begin INPUT RECORDS

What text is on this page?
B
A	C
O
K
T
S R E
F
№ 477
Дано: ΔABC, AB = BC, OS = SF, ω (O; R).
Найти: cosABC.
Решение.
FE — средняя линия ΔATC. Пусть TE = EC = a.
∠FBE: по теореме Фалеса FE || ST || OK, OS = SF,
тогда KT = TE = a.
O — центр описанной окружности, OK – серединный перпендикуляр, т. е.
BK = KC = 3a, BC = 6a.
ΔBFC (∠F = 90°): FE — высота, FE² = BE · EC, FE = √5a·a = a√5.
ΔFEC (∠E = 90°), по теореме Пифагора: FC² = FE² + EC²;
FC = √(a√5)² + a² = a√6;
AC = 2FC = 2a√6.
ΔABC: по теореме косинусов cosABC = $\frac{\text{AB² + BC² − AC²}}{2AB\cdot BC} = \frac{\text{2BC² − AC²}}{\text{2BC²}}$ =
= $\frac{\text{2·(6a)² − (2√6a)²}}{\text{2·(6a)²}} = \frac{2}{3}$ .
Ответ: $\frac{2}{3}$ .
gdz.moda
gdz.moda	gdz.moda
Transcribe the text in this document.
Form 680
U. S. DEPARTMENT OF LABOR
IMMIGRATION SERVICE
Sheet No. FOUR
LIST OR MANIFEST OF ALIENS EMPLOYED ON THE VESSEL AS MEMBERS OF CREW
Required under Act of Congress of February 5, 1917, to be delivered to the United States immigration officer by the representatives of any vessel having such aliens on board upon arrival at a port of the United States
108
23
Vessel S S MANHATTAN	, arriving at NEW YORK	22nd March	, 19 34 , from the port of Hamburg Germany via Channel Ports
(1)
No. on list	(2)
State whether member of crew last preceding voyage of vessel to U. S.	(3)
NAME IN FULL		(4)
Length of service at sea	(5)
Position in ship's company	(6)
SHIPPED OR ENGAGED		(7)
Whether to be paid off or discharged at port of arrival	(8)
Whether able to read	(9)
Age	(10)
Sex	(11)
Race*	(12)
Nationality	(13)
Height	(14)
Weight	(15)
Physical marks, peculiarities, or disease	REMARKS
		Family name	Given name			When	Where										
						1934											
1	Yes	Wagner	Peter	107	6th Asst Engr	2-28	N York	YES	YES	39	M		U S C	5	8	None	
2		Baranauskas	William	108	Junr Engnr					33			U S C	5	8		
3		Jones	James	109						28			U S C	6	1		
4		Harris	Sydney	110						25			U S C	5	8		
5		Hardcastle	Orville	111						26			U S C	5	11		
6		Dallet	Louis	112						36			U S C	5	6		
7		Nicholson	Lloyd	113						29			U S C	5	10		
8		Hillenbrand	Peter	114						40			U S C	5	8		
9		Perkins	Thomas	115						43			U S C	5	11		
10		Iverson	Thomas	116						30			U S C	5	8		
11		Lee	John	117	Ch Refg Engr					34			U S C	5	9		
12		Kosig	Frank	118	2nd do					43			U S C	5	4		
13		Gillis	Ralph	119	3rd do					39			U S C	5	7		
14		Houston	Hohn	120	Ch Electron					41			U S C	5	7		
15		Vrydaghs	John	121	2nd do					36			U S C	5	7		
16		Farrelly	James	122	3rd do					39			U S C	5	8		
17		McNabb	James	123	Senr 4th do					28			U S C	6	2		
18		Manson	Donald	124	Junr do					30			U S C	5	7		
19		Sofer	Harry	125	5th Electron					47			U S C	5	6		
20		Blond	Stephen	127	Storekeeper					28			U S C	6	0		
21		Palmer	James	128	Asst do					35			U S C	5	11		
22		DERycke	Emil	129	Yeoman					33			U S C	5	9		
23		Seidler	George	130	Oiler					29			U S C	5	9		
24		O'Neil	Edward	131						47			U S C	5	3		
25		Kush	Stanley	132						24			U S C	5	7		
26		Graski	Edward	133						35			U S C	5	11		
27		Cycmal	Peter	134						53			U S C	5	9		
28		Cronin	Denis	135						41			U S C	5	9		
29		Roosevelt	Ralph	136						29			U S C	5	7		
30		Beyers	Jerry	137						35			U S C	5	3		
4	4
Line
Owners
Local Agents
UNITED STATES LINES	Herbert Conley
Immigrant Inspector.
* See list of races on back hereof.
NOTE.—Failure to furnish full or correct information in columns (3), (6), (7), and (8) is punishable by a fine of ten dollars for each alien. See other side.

end INPUT RECORDS

**PROBLEM DETAILS**
Copy each line of the data exactly, leaving nothing out.

**COMPLETED TASK**
What text is on this page?
B
A	C
O
K
T
S R E
F
№ 477
Дано: ΔABC, AB = BC, OS = SF, ω (O; R).
Найти: cosABC.
Решение.
FE — средняя линия ΔATC. Пусть TE = EC = a.
∠FBE: по теореме Фалеса FE || ST || OK, OS = SF,
тогда KT = TE = a.
O — центр описанной окружности, OK – серединный перпендикуляр, т. е.
BK = KC = 3a, BC = 6a.
ΔBFC (∠F = 90°): FE — высота, FE² = BE · EC, FE = √5a·a = a√5.
ΔFEC (∠E = 90°), по теореме Пифагора: FC² = FE² + EC²;
FC = √(a√5)² + a² = a√6;
AC = 2FC = 2a√6.
ΔABC: по теореме косинусов cosABC = $\frac{\text{AB² + BC² − AC²}}{2AB\cdot BC} = \frac{\text{2BC² − AC²}}{\text{2BC²}}$ =
= $\frac{\text{2·(6a)² − (2√6a)²}}{\text{2·(6a)²}} = \frac{2}{3}$ .
Ответ: $\frac{2}{3}$ .
gdz.moda
gdz.moda	gdz.moda
Transcribe the text in this document.
Form 680
U. S. DEPARTMENT OF LABOR
IMMIGRATION SERVICE
Sheet No. FOUR
LIST OR MANIFEST OF ALIENS EMPLOYED ON THE VESSEL AS MEMBERS OF CREW
Required under Act of Congress of February 5, 1917, to be delivered to the United States immigration officer by the representatives of any vessel having such aliens on board upon arrival at a port of the United States
108
23
Vessel S S MANHATTAN	, arriving at NEW YORK	22nd March	, 19 34 , from the port of Hamburg Germany via Channel Ports
(1)
No. on list	(2)
State whether member of crew last preceding voyage of vessel to U. S.	(3)
NAME IN FULL		(4)
Length of service at sea	(5)
Position in ship's company	(6)
SHIPPED OR ENGAGED		(7)
Whether to be paid off or discharged at port of arrival	(8)
Whether able to read	(9)
Age	(10)
Sex	(11)
Race*	(12)
Nationality	(13)
Height	(14)
Weight	(15)
Physical marks, peculiarities, or disease	REMARKS
		Family name	Given name			When	Where										
						1934											
1	Yes	Wagner	Peter	107	6th Asst Engr	2-28	N York	YES	YES	39	M		U S C	5	8	None	
2		Baranauskas	William	108	Junr Engnr					33			U S C	5	8		
3		Jones	James	109						28			U S C	6	1		
4		Harris	Sydney	110						25			U S C	5	8		
5		Hardcastle	Orville	111						26			U S C	5	11		
6		Dallet	Louis	112						36			U S C	5	6		
7		Nicholson	Lloyd	113						29			U S C	5	10		
8		Hillenbrand	Peter	114						40			U S C	5	8		
9		Perkins	Thomas	115						43			U S C	5	11		
10		Iverson	Thomas	116						30			U S C	5	8		
11		Lee	John	117	Ch Refg Engr					34			U S C	5	9		
12		Kosig	Frank	118	2nd do					43			U S C	5	4		
13		Gillis	Ralph	119	3rd do					39			U S C	5	7		
14		Houston	Hohn	120	Ch Electron					41			U S C	5	7		
15		Vrydaghs	John	121	2nd do					36			U S C	5	7		
16		Farrelly	James	122	3rd do					39			U S C	5	8		
17		McNabb	James	123	Senr 4th do					28			U S C	6	2		
18		Manson	Donald	124	Junr do					30			U S C	5	7		
19		Sofer	Harry	125	5th Electron					47			U S C	5	6		
20		Blond	Stephen	127	Storekeeper					28			U S C	6	0		
21		Palmer	James	128	Asst do					35			U S C	5	11		
22		DERycke	Emil	129	Yeoman					33			U S C	5	9		
23		Seidler	George	130	Oiler					29			U S C	5	9		
24		O'Neil	Edward	131						47			U S C	5	3		
25		Kush	Stanley	132						24			U S C	5	7		
26		Graski	Edward	133						35			U S C	5	11		
27		Cycmal	Peter	134						53			U S C	5	9		
28		Cronin	Denis	135						41			U S C	5	9		
29		Roosevelt	Ralph	136						29			U S C	5	7		
30		Beyers	Jerry	137						35			U S C	5	3		
4	4
Line
Owners
Local Agents
UNITED STATES LINES	Herbert Conley
Immigrant Inspector.
* See list of races on back hereof.
NOTE.—Failure to furnish full or correct information in columns (3), (6), (7), and (8) is punishable by a fine of ten dollars for each alien. See other side.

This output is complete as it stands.